### Listing
══════════════════════════════

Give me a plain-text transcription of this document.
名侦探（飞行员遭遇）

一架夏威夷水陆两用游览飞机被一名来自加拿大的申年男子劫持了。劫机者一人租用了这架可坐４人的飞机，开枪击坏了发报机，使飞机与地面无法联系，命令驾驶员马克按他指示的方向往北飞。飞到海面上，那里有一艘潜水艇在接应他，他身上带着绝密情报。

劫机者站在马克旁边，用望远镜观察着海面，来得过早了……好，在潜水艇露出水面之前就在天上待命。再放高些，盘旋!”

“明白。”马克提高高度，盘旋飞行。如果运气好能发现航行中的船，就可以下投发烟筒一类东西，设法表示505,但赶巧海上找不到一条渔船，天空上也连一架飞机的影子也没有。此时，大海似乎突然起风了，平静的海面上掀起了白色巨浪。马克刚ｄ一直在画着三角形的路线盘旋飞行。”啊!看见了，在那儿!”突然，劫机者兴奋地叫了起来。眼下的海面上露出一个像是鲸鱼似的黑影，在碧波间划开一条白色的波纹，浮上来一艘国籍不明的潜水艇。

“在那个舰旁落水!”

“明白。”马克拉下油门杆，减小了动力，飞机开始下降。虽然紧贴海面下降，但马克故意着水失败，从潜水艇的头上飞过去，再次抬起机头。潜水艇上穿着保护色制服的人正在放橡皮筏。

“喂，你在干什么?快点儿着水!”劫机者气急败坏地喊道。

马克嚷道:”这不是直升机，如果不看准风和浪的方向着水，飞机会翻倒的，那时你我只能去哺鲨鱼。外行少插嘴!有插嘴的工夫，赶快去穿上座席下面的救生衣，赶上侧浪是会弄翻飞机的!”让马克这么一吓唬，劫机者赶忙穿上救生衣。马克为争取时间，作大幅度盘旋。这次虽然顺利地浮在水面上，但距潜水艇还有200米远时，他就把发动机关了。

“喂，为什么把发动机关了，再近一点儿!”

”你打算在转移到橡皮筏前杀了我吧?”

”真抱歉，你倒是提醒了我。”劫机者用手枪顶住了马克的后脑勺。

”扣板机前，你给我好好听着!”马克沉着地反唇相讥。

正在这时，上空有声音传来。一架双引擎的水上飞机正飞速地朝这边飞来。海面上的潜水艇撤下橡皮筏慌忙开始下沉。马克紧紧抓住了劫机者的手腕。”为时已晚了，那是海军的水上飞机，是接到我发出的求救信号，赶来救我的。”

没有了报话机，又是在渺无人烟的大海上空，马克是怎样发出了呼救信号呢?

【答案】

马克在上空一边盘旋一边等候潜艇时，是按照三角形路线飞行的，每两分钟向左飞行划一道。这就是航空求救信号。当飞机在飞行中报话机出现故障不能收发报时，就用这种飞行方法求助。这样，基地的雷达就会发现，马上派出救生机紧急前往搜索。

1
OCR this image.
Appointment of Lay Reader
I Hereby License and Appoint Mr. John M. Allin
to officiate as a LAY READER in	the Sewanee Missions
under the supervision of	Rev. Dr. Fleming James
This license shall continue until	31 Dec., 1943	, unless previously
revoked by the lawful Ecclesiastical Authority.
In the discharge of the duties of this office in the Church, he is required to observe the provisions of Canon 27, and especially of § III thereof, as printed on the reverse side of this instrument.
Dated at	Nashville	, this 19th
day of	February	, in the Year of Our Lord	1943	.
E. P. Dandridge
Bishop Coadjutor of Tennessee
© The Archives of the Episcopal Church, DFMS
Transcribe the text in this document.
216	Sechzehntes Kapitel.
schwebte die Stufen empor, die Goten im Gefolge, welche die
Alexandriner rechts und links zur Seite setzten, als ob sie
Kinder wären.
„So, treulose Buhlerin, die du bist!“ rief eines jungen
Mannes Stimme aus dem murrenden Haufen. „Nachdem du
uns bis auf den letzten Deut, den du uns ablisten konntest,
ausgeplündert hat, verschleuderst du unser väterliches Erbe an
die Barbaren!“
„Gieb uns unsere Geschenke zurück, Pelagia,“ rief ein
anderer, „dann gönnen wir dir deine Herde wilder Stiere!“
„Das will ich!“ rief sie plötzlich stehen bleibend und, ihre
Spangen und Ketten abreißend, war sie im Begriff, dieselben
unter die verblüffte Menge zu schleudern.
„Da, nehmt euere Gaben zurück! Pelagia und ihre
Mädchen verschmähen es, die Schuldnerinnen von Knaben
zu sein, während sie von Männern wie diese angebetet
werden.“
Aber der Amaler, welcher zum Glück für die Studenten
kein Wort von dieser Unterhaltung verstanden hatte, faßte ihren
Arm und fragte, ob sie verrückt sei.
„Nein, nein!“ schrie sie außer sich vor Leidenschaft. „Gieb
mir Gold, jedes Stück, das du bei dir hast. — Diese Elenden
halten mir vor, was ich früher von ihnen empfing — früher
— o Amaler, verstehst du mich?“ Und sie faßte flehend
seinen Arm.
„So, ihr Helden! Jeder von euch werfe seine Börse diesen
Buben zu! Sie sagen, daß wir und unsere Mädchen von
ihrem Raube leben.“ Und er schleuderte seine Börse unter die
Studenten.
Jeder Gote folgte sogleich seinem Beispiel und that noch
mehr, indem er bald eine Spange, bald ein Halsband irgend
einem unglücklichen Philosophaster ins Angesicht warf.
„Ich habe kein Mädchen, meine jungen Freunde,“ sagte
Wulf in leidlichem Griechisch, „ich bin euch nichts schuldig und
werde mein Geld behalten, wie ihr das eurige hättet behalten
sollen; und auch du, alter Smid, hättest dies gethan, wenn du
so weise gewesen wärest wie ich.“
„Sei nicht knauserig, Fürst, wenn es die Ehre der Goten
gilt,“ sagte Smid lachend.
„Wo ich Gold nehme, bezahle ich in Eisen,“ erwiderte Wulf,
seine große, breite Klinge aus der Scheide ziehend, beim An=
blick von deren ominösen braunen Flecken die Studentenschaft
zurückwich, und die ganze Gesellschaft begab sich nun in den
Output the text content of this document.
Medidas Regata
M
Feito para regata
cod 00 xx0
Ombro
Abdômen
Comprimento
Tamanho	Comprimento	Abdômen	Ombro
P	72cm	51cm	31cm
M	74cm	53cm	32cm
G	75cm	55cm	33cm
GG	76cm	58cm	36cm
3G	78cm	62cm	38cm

══════════════════════════════

### What you are asked to do
In the entries above, count each line holding "rief" and report the total and nothing more.

### Written solution
3